Dataset listings of figures:
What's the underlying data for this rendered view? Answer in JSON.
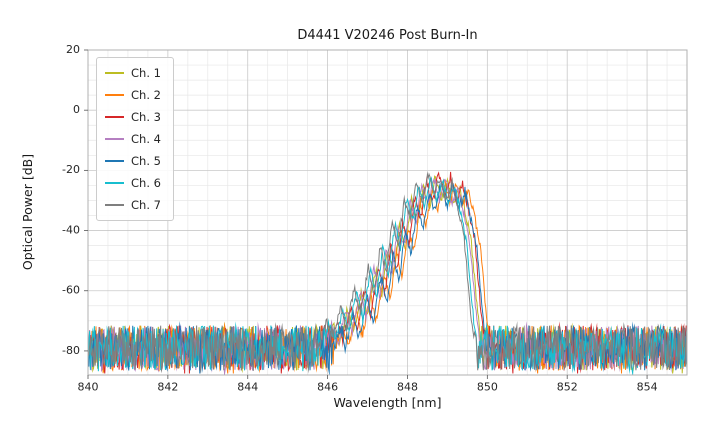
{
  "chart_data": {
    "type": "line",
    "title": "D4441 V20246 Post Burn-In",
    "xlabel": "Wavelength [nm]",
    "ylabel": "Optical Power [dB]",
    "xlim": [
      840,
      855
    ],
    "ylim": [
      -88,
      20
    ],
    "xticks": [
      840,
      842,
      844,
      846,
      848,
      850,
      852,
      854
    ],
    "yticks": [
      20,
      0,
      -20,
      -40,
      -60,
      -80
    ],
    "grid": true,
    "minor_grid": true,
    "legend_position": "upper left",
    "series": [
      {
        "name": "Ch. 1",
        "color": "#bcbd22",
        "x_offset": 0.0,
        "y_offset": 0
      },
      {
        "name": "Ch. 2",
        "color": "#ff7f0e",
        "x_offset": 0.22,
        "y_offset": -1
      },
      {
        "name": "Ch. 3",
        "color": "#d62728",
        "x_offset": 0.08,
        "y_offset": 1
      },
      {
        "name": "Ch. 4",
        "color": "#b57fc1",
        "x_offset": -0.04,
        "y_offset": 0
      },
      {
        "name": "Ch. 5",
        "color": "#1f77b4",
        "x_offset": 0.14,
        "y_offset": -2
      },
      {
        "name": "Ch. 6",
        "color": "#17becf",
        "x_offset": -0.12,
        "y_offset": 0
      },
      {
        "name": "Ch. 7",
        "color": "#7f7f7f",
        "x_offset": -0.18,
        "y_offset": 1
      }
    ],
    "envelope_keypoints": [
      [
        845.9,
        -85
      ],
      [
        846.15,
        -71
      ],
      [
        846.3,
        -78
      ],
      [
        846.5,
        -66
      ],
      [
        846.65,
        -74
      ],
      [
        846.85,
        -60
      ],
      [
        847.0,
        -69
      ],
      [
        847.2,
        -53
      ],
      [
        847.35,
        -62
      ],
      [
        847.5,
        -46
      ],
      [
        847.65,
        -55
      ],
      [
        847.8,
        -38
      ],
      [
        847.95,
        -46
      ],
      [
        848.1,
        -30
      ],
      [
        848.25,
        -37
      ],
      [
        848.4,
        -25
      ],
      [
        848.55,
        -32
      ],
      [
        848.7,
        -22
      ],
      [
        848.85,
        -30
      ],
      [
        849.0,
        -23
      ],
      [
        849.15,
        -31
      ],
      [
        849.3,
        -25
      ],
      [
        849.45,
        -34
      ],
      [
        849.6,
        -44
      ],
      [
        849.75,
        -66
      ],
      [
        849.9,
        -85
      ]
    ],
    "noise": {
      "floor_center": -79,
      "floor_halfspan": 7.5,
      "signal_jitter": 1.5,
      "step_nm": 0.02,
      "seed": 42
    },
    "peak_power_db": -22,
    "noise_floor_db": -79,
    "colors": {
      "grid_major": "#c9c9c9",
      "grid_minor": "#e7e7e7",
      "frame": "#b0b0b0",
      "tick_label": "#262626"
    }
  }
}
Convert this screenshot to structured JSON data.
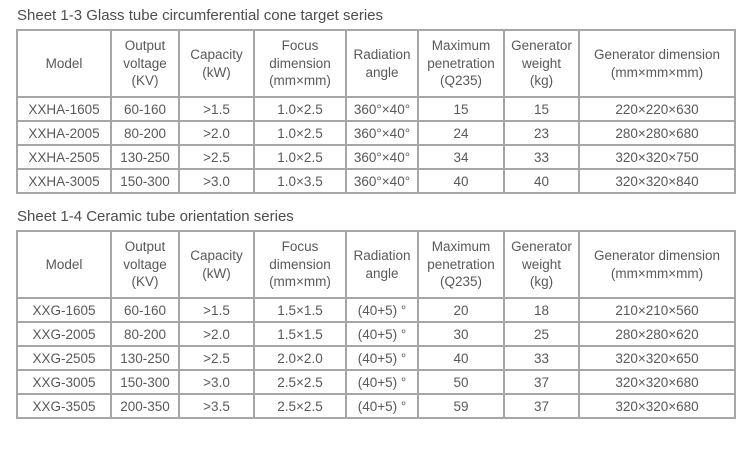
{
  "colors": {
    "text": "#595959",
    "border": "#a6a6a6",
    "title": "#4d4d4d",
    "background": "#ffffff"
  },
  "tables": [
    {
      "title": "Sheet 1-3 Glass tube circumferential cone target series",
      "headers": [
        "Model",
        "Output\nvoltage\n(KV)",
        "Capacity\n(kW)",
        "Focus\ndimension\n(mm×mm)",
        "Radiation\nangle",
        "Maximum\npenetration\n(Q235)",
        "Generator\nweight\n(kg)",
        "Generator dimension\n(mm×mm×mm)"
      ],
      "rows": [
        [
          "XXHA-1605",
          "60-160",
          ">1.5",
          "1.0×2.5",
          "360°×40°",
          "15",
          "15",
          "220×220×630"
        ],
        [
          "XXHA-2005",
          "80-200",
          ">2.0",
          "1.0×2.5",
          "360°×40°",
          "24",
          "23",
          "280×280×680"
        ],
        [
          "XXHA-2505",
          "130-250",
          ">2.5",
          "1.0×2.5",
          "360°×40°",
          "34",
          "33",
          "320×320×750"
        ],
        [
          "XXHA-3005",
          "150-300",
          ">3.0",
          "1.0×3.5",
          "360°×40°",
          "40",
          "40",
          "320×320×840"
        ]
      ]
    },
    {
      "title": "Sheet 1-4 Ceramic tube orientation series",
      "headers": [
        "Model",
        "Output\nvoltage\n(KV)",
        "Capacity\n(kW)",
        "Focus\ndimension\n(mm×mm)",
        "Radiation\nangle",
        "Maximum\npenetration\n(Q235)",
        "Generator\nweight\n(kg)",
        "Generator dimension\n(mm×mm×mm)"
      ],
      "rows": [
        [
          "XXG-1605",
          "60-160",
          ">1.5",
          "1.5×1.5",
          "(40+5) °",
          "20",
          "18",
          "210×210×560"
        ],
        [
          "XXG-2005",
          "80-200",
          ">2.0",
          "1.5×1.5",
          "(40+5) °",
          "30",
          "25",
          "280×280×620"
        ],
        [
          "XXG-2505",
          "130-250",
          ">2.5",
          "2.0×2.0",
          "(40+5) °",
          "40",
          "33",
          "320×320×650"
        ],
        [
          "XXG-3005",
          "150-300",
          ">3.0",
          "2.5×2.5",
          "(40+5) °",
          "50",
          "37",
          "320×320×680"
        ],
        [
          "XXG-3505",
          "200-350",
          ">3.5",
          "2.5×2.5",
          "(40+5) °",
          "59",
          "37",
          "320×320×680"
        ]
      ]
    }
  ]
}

## Directive
Reproduce all of the data exactly, omitting each picture it holds.

## Result of the task
What's the underlying data for this rendered view? Answer in JSON.
{
  "chart_data": {
    "type": "line",
    "title": "D4441 V20246 Post Burn-In",
    "xlabel": "Wavelength [nm]",
    "ylabel": "Optical Power [dB]",
    "xlim": [
      840,
      855
    ],
    "ylim": [
      -88,
      20
    ],
    "xticks": [
      840,
      842,
      844,
      846,
      848,
      850,
      852,
      854
    ],
    "yticks": [
      20,
      0,
      -20,
      -40,
      -60,
      -80
    ],
    "grid": true,
    "minor_grid": true,
    "legend_position": "upper left",
    "series": [
      {
        "name": "Ch. 1",
        "color": "#bcbd22",
        "x_offset": 0.0,
        "y_offset": 0
      },
      {
        "name": "Ch. 2",
        "color": "#ff7f0e",
        "x_offset": 0.22,
        "y_offset": -1
      },
      {
        "name": "Ch. 3",
        "color": "#d62728",
        "x_offset": 0.08,
        "y_offset": 1
      },
      {
        "name": "Ch. 4",
        "color": "#b57fc1",
        "x_offset": -0.04,
        "y_offset": 0
      },
      {
        "name": "Ch. 5",
        "color": "#1f77b4",
        "x_offset": 0.14,
        "y_offset": -2
      },
      {
        "name": "Ch. 6",
        "color": "#17becf",
        "x_offset": -0.12,
        "y_offset": 0
      },
      {
        "name": "Ch. 7",
        "color": "#7f7f7f",
        "x_offset": -0.18,
        "y_offset": 1
      }
    ],
    "envelope_keypoints": [
      [
        845.9,
        -85
      ],
      [
        846.15,
        -71
      ],
      [
        846.3,
        -78
      ],
      [
        846.5,
        -66
      ],
      [
        846.65,
        -74
      ],
      [
        846.85,
        -60
      ],
      [
        847.0,
        -69
      ],
      [
        847.2,
        -53
      ],
      [
        847.35,
        -62
      ],
      [
        847.5,
        -46
      ],
      [
        847.65,
        -55
      ],
      [
        847.8,
        -38
      ],
      [
        847.95,
        -46
      ],
      [
        848.1,
        -30
      ],
      [
        848.25,
        -37
      ],
      [
        848.4,
        -25
      ],
      [
        848.55,
        -32
      ],
      [
        848.7,
        -22
      ],
      [
        848.85,
        -30
      ],
      [
        849.0,
        -23
      ],
      [
        849.15,
        -31
      ],
      [
        849.3,
        -25
      ],
      [
        849.45,
        -34
      ],
      [
        849.6,
        -44
      ],
      [
        849.75,
        -66
      ],
      [
        849.9,
        -85
      ]
    ],
    "noise": {
      "floor_center": -79,
      "floor_halfspan": 7.5,
      "signal_jitter": 1.5,
      "step_nm": 0.02,
      "seed": 42
    },
    "peak_power_db": -22,
    "noise_floor_db": -79,
    "colors": {
      "grid_major": "#c9c9c9",
      "grid_minor": "#e7e7e7",
      "frame": "#b0b0b0",
      "tick_label": "#262626"
    }
  }
}
Convert this screenshot to structured JSON data.
{
  "colors": {
    "text": "#595959",
    "border": "#a6a6a6",
    "title": "#4d4d4d",
    "background": "#ffffff"
  },
  "tables": [
    {
      "title": "Sheet 1-3 Glass tube circumferential cone target series",
      "headers": [
        "Model",
        "Output\nvoltage\n(KV)",
        "Capacity\n(kW)",
        "Focus\ndimension\n(mm×mm)",
        "Radiation\nangle",
        "Maximum\npenetration\n(Q235)",
        "Generator\nweight\n(kg)",
        "Generator dimension\n(mm×mm×mm)"
      ],
      "rows": [
        [
          "XXHA-1605",
          "60-160",
          ">1.5",
          "1.0×2.5",
          "360°×40°",
          "15",
          "15",
          "220×220×630"
        ],
        [
          "XXHA-2005",
          "80-200",
          ">2.0",
          "1.0×2.5",
          "360°×40°",
          "24",
          "23",
          "280×280×680"
        ],
        [
          "XXHA-2505",
          "130-250",
          ">2.5",
          "1.0×2.5",
          "360°×40°",
          "34",
          "33",
          "320×320×750"
        ],
        [
          "XXHA-3005",
          "150-300",
          ">3.0",
          "1.0×3.5",
          "360°×40°",
          "40",
          "40",
          "320×320×840"
        ]
      ]
    },
    {
      "title": "Sheet 1-4 Ceramic tube orientation series",
      "headers": [
        "Model",
        "Output\nvoltage\n(KV)",
        "Capacity\n(kW)",
        "Focus\ndimension\n(mm×mm)",
        "Radiation\nangle",
        "Maximum\npenetration\n(Q235)",
        "Generator\nweight\n(kg)",
        "Generator dimension\n(mm×mm×mm)"
      ],
      "rows": [
        [
          "XXG-1605",
          "60-160",
          ">1.5",
          "1.5×1.5",
          "(40+5) °",
          "20",
          "18",
          "210×210×560"
        ],
        [
          "XXG-2005",
          "80-200",
          ">2.0",
          "1.5×1.5",
          "(40+5) °",
          "30",
          "25",
          "280×280×620"
        ],
        [
          "XXG-2505",
          "130-250",
          ">2.5",
          "2.0×2.0",
          "(40+5) °",
          "40",
          "33",
          "320×320×650"
        ],
        [
          "XXG-3005",
          "150-300",
          ">3.0",
          "2.5×2.5",
          "(40+5) °",
          "50",
          "37",
          "320×320×680"
        ],
        [
          "XXG-3505",
          "200-350",
          ">3.5",
          "2.5×2.5",
          "(40+5) °",
          "59",
          "37",
          "320×320×680"
        ]
      ]
    }
  ]
}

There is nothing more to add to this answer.